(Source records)
(begin)

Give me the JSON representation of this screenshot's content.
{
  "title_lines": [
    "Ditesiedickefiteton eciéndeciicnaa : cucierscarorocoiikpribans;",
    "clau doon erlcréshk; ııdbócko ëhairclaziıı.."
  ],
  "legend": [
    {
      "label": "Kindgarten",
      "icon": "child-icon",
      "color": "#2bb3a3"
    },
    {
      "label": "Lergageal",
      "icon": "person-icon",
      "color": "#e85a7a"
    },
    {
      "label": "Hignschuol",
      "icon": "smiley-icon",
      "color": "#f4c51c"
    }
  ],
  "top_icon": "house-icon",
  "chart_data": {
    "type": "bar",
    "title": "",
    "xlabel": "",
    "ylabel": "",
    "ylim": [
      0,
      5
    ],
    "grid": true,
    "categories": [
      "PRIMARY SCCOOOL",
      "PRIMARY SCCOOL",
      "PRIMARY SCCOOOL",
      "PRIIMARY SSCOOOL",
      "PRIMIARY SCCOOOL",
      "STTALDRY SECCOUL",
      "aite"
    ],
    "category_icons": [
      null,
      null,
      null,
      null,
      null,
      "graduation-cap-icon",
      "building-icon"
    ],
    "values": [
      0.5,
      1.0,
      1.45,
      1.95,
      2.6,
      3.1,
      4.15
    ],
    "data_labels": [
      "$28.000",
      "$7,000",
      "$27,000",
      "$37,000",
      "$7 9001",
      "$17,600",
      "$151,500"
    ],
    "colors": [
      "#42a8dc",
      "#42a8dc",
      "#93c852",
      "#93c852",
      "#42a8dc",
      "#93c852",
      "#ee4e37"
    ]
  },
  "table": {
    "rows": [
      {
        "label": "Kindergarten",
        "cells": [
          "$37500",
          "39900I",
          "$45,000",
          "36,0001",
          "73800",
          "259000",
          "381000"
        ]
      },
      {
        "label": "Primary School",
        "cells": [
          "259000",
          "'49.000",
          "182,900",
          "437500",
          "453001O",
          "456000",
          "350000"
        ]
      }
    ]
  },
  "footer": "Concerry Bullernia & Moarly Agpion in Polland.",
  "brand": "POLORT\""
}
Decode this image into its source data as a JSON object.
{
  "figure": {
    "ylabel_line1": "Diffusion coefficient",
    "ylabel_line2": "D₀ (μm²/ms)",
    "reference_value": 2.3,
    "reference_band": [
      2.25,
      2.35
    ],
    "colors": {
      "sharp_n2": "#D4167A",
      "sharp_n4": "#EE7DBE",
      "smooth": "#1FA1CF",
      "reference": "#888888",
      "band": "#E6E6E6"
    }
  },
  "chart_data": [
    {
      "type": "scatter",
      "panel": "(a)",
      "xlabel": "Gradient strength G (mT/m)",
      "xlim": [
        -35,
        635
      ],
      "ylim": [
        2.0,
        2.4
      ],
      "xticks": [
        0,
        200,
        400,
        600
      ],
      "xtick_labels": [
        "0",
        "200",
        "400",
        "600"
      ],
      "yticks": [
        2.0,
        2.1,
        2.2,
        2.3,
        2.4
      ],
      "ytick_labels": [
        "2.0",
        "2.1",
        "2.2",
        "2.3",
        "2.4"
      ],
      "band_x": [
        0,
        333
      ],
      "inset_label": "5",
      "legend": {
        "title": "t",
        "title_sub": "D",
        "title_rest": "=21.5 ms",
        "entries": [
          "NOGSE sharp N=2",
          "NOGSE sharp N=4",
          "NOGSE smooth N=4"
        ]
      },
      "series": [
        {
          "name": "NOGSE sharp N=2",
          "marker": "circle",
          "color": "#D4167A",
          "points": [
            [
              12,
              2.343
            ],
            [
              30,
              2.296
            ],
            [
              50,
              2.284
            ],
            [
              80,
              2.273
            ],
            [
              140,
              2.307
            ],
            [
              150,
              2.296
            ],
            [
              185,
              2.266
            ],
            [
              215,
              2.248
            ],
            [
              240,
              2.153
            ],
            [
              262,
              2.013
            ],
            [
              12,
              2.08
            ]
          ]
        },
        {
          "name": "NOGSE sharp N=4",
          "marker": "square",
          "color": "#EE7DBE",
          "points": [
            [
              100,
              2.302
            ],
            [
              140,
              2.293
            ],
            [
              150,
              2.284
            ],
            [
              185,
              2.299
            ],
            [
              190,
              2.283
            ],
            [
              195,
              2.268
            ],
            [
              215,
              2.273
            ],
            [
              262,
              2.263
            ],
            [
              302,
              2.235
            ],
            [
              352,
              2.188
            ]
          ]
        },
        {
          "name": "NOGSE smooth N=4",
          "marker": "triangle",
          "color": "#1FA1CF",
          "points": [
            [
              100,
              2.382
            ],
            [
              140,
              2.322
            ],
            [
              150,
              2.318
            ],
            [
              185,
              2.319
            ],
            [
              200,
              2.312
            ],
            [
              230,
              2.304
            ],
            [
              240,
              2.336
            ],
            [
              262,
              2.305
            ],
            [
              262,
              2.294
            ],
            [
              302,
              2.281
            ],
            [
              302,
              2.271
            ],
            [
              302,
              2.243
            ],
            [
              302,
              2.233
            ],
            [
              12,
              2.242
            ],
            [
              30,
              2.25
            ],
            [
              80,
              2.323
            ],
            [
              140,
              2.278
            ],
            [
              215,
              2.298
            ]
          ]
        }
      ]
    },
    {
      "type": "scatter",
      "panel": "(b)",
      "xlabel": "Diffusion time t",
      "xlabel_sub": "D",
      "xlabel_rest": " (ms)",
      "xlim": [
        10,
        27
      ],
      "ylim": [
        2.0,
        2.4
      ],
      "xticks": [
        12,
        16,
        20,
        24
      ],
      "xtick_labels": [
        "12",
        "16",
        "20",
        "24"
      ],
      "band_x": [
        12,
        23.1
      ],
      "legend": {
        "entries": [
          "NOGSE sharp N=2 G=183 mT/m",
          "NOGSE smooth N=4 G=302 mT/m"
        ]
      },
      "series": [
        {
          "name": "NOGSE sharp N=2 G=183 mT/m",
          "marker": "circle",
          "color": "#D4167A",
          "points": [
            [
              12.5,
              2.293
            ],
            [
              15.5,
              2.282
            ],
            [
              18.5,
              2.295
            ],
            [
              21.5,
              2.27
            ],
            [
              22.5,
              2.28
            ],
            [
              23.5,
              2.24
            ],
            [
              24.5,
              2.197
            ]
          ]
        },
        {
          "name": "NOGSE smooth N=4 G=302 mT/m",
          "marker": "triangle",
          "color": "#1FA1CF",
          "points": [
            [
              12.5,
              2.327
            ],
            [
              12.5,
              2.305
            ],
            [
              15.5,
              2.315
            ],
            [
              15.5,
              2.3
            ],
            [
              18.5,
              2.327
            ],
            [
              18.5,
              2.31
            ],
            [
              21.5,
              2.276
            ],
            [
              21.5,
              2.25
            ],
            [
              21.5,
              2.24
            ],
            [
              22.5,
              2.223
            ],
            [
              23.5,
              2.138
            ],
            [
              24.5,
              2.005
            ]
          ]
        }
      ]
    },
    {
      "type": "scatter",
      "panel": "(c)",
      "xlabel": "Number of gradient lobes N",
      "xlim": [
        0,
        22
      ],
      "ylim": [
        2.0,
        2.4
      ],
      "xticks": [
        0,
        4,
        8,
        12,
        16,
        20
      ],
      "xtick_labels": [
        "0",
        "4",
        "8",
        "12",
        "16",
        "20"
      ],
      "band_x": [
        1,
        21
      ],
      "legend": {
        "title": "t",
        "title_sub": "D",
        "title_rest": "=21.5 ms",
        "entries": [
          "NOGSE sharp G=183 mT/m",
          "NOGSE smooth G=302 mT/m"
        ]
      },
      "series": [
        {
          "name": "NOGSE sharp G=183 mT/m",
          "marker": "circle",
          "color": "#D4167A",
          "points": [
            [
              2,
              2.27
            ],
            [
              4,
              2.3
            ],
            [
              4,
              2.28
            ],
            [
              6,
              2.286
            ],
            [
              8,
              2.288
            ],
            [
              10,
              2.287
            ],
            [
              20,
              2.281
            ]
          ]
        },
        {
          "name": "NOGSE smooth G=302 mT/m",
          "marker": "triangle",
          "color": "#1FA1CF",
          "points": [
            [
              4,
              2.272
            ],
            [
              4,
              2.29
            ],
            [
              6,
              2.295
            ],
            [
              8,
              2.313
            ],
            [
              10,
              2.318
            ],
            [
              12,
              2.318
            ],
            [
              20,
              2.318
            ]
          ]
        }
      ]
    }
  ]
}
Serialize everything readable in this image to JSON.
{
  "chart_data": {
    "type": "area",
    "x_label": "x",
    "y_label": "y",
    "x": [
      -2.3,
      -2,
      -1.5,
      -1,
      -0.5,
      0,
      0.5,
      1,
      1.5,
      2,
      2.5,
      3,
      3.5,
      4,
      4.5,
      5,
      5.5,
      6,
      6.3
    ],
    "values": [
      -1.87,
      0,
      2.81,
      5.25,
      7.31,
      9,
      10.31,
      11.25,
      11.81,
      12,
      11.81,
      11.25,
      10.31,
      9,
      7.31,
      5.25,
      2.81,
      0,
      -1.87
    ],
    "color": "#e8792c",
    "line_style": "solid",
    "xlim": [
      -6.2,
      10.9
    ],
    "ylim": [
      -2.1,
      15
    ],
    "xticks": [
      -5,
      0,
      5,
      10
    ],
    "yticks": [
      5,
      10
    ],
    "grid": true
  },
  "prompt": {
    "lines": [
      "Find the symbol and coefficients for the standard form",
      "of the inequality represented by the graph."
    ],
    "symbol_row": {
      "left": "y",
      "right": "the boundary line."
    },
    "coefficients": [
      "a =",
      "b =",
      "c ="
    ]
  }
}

(end)

◆ TO BE DONE
Wherever the string "name" appears in the entries above, list that line.

◆ SOLUTION
          "name": "NOGSE sharp N=2",
          "name": "NOGSE sharp N=4",
          "name": "NOGSE smooth N=4",
          "name": "NOGSE sharp N=2 G=183 mT/m",
          "name": "NOGSE smooth N=4 G=302 mT/m",
          "name": "NOGSE sharp G=183 mT/m",
          "name": "NOGSE smooth G=302 mT/m",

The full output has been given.